GIVEN EXERCISE - List each line in which the string "name" appears.

GIVEN RECORDS -
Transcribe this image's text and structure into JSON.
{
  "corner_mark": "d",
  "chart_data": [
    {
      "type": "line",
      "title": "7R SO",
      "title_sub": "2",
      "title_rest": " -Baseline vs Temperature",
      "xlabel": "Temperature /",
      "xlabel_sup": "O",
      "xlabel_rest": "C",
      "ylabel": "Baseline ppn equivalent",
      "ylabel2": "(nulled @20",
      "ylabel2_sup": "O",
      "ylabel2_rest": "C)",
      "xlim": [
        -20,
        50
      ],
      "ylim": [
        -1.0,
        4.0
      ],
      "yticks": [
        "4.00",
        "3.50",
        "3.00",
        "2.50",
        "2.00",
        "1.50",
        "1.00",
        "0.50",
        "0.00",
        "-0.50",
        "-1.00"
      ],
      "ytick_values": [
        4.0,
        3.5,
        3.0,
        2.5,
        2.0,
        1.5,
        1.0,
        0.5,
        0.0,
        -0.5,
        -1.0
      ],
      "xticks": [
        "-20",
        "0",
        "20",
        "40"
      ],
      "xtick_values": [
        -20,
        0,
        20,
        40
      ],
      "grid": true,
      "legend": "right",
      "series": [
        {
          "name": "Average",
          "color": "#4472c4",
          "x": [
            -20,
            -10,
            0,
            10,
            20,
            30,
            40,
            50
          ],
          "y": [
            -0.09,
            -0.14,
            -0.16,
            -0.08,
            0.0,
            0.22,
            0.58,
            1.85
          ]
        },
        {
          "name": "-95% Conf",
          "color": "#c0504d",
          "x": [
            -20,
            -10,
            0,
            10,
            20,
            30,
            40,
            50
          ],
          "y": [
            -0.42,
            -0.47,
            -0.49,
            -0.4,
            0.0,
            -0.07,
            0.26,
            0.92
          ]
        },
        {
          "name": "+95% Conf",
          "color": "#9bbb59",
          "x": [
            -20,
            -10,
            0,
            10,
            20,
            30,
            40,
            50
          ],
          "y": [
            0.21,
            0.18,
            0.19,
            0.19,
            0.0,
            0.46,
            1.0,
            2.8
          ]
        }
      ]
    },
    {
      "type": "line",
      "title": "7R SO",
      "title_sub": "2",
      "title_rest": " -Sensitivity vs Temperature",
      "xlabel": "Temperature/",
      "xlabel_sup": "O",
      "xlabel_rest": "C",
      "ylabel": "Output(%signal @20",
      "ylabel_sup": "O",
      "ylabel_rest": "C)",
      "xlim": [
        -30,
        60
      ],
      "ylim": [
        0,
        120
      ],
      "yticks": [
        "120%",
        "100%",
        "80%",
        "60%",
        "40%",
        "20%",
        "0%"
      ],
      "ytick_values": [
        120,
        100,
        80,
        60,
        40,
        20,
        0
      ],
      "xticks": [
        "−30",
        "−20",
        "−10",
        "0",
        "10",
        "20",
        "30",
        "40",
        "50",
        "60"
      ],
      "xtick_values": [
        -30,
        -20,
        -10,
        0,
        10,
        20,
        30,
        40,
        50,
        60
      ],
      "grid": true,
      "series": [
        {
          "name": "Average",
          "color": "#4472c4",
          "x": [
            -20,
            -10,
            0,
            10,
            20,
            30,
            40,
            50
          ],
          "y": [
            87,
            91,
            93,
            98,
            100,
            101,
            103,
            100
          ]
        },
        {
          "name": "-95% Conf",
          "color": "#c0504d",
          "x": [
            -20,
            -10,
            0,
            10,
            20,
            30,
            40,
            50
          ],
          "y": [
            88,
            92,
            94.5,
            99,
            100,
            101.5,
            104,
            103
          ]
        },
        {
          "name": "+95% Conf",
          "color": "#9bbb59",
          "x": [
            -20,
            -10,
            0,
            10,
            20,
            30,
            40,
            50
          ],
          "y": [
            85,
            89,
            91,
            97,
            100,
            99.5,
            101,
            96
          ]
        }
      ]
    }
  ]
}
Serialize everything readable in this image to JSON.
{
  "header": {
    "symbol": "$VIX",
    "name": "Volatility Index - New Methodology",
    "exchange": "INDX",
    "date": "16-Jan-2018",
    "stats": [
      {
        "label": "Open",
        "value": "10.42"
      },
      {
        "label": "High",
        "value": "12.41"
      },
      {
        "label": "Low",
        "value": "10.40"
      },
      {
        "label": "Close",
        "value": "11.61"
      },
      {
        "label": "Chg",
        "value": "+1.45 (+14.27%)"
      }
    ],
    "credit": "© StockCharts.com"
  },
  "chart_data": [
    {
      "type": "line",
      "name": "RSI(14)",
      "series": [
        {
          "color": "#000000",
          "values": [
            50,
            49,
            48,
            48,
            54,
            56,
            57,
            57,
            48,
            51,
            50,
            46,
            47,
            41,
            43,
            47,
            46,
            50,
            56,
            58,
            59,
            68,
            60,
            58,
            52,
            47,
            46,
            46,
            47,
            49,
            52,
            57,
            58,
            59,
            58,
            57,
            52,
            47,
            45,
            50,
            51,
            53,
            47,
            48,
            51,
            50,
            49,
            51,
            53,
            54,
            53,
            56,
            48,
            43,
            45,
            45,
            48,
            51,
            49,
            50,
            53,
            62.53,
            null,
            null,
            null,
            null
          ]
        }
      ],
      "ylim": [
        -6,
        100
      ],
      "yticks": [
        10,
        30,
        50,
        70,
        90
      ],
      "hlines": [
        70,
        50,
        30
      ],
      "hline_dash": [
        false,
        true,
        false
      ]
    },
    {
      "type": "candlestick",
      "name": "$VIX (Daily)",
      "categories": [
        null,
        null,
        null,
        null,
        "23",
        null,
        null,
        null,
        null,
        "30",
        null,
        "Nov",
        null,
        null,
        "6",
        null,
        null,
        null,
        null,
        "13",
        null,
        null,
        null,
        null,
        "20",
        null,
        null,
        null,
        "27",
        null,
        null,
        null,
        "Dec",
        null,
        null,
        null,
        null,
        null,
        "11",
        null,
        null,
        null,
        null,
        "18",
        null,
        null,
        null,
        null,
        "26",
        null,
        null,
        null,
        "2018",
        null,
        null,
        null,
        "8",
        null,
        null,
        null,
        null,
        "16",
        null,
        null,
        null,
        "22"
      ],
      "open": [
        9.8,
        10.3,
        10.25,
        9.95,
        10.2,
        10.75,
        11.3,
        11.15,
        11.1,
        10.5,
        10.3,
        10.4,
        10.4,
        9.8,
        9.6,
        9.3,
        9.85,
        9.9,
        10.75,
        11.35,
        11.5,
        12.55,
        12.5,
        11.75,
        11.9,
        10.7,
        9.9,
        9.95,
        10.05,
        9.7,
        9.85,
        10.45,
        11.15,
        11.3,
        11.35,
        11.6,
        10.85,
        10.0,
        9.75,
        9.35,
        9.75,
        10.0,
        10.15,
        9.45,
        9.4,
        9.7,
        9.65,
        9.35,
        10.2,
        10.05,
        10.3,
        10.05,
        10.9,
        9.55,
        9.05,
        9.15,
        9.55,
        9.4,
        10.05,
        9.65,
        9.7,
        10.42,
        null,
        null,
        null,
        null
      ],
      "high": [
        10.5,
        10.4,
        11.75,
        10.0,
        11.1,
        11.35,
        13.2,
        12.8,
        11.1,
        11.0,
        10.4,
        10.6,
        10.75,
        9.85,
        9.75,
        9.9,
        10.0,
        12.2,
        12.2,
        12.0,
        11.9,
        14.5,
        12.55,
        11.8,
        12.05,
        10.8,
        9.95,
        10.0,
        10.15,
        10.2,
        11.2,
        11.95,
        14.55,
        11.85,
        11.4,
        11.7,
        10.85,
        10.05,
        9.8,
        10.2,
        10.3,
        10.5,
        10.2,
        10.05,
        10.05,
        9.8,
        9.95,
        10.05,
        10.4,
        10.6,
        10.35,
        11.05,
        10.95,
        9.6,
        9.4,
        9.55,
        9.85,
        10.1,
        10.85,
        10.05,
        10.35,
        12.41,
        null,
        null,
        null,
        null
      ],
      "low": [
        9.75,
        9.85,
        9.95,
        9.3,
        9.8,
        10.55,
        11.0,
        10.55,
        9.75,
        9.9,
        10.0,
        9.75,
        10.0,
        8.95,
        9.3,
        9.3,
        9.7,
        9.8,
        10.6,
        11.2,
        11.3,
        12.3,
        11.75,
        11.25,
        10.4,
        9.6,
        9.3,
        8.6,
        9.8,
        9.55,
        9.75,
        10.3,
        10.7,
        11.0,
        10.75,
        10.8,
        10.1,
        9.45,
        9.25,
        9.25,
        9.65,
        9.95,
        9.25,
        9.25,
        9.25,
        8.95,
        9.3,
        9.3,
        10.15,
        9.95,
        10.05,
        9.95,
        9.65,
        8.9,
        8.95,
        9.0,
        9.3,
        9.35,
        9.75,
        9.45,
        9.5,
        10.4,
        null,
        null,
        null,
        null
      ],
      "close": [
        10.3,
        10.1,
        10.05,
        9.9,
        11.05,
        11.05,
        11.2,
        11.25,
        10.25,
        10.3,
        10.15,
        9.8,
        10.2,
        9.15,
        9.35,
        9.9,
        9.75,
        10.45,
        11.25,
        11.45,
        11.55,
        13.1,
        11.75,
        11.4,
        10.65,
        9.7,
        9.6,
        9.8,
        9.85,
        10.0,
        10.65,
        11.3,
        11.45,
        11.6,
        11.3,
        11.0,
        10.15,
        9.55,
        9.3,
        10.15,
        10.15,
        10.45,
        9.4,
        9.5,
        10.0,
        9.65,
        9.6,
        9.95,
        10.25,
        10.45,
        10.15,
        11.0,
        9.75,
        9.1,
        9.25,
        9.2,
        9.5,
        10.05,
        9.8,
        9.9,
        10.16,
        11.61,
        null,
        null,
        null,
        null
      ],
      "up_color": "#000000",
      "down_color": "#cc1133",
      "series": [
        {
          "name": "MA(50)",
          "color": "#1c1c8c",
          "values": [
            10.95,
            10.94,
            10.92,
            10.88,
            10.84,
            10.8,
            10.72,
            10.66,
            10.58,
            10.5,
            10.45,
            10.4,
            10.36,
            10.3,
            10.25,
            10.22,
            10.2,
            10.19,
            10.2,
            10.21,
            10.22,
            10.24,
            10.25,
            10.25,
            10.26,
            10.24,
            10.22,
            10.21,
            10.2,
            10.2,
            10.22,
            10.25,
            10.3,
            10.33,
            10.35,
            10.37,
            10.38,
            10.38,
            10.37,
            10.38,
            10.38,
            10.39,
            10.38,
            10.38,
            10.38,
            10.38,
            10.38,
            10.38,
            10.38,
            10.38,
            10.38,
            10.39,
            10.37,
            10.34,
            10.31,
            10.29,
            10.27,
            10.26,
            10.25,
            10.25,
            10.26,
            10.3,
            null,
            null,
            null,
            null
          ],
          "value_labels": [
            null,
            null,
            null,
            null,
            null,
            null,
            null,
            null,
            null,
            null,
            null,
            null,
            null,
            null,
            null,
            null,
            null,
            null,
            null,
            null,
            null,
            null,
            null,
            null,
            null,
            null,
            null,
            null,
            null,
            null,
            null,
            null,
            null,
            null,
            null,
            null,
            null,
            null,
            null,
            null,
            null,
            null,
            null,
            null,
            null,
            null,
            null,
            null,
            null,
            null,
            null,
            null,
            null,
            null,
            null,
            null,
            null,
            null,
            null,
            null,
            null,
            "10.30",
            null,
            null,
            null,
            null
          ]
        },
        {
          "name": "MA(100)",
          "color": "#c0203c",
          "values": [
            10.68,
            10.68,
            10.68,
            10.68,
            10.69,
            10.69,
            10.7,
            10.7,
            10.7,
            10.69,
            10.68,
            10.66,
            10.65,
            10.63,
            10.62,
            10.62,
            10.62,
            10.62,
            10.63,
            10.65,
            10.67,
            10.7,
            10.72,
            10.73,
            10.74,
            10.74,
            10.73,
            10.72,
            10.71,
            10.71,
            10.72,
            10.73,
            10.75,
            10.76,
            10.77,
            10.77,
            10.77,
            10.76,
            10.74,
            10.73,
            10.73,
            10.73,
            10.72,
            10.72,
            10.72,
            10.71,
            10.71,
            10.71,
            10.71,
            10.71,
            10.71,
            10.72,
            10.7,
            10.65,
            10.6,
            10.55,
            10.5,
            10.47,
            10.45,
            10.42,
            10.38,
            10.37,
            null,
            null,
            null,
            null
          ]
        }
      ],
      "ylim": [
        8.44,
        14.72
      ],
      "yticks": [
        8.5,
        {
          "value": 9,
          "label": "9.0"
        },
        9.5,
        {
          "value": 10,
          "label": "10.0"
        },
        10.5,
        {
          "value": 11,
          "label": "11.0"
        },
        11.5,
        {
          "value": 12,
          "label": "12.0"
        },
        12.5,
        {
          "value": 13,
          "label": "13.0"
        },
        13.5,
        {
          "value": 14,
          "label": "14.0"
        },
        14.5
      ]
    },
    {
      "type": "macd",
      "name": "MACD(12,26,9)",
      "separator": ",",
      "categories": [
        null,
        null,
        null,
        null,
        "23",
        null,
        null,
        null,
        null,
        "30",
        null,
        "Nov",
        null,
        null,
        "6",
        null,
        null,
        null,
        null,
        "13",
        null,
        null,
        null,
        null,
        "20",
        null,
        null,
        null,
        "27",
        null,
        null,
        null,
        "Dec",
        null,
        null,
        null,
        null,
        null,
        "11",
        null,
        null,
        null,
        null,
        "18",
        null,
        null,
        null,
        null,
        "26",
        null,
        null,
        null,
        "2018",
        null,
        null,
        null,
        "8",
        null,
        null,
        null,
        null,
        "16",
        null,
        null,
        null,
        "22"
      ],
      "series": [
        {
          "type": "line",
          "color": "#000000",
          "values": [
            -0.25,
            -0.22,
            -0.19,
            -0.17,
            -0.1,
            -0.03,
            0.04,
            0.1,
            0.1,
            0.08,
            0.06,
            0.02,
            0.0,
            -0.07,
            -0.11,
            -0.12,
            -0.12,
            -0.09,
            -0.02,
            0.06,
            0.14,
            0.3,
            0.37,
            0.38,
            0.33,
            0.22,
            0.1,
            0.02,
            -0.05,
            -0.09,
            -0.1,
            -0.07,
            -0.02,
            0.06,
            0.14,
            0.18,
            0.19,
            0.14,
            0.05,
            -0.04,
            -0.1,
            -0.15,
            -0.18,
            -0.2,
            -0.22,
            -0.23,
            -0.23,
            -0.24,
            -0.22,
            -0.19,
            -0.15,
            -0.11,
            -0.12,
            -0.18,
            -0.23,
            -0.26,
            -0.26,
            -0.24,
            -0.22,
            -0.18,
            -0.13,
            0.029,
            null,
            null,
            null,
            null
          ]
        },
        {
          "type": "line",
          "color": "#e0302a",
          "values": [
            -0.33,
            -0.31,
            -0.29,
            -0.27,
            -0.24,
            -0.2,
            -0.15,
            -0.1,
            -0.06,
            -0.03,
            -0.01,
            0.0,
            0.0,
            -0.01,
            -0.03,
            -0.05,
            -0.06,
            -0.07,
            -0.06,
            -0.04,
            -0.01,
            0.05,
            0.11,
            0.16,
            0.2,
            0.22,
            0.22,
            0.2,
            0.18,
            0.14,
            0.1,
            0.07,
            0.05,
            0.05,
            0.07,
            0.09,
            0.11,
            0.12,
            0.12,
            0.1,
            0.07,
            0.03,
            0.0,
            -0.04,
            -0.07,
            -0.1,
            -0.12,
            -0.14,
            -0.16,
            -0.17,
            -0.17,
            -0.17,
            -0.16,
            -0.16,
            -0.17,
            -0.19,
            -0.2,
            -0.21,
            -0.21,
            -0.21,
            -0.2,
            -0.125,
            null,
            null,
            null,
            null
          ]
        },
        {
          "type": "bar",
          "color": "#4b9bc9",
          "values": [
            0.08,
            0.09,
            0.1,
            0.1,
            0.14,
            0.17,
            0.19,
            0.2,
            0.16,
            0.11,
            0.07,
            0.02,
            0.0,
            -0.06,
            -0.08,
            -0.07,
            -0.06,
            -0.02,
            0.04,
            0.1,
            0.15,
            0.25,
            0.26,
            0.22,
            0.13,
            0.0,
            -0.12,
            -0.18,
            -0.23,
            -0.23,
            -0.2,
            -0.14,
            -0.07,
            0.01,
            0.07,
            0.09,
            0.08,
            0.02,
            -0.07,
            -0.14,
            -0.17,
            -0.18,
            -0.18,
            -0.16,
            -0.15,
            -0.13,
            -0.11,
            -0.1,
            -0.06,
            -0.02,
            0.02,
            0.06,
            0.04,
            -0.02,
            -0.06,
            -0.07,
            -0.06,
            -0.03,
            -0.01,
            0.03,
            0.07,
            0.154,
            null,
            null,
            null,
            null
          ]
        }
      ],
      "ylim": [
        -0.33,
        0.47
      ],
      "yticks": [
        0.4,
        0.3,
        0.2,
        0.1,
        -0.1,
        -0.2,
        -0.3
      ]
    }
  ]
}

RESPONSE -
          "name": "Average",
          "name": "-95% Conf",
          "name": "+95% Conf",
          "name": "Average",
          "name": "-95% Conf",
          "name": "+95% Conf",
    "name": "Volatility Index - New Methodology",
      "name": "RSI(14)",
      "name": "$VIX (Daily)",
          "name": "MA(50)",
          "name": "MA(100)",
      "name": "MACD(12,26,9)",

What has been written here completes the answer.